▶ **What the task requires**
Quote all of the data exactly as given. Skip every picture it contains.
━━ Data provided ━━
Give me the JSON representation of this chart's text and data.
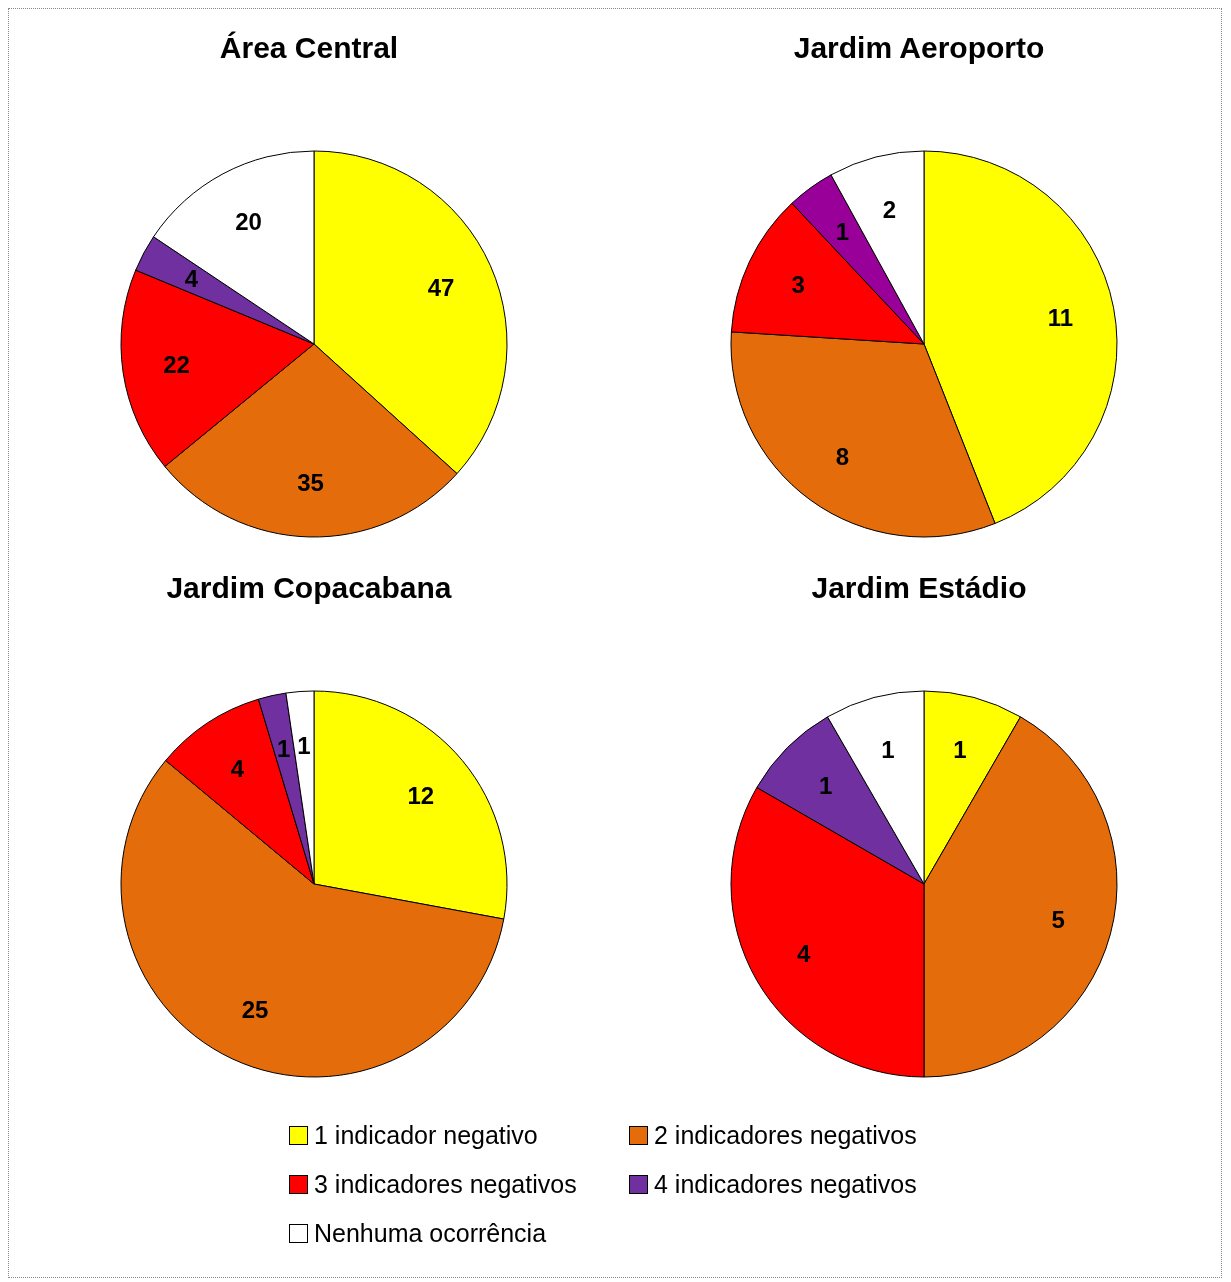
{
  "chart_data": [
    {
      "type": "pie",
      "title": "Área Central",
      "categories": [
        "1 indicador negativo",
        "2 indicadores negativos",
        "3 indicadores negativos",
        "4 indicadores negativos",
        "Nenhuma ocorrência"
      ],
      "values": [
        47,
        35,
        22,
        4,
        20
      ],
      "colors": [
        "#ffff00",
        "#e46c0a",
        "#ff0000",
        "#7030a0",
        "#ffffff"
      ],
      "data_labels": true,
      "legend": "bottom"
    },
    {
      "type": "pie",
      "title": "Jardim Aeroporto",
      "values": [
        11,
        8,
        3,
        1,
        2
      ],
      "colors": [
        "#ffff00",
        "#e46c0a",
        "#ff0000",
        "#990099",
        "#ffffff"
      ],
      "data_labels": true
    },
    {
      "type": "pie",
      "title": "Jardim Copacabana",
      "values": [
        12,
        25,
        4,
        1,
        1
      ],
      "colors": [
        "#ffff00",
        "#e46c0a",
        "#ff0000",
        "#7030a0",
        "#ffffff"
      ],
      "data_labels": true
    },
    {
      "type": "pie",
      "title": "Jardim Estádio",
      "values": [
        1,
        5,
        4,
        1,
        1
      ],
      "colors": [
        "#ffff00",
        "#e46c0a",
        "#ff0000",
        "#7030a0",
        "#ffffff"
      ],
      "data_labels": true
    }
  ]
}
━━━
▶ **Exercise solution**
Give me the JSON representation of this chart's text and data.
{
  "chart_data": [
    {
      "type": "pie",
      "title": "Área Central",
      "categories": [
        "1 indicador negativo",
        "2 indicadores negativos",
        "3 indicadores negativos",
        "4 indicadores negativos",
        "Nenhuma ocorrência"
      ],
      "values": [
        47,
        35,
        22,
        4,
        20
      ],
      "colors": [
        "#ffff00",
        "#e46c0a",
        "#ff0000",
        "#7030a0",
        "#ffffff"
      ],
      "data_labels": true,
      "legend": "bottom"
    },
    {
      "type": "pie",
      "title": "Jardim Aeroporto",
      "values": [
        11,
        8,
        3,
        1,
        2
      ],
      "colors": [
        "#ffff00",
        "#e46c0a",
        "#ff0000",
        "#990099",
        "#ffffff"
      ],
      "data_labels": true
    },
    {
      "type": "pie",
      "title": "Jardim Copacabana",
      "values": [
        12,
        25,
        4,
        1,
        1
      ],
      "colors": [
        "#ffff00",
        "#e46c0a",
        "#ff0000",
        "#7030a0",
        "#ffffff"
      ],
      "data_labels": true
    },
    {
      "type": "pie",
      "title": "Jardim Estádio",
      "values": [
        1,
        5,
        4,
        1,
        1
      ],
      "colors": [
        "#ffff00",
        "#e46c0a",
        "#ff0000",
        "#7030a0",
        "#ffffff"
      ],
      "data_labels": true
    }
  ]
}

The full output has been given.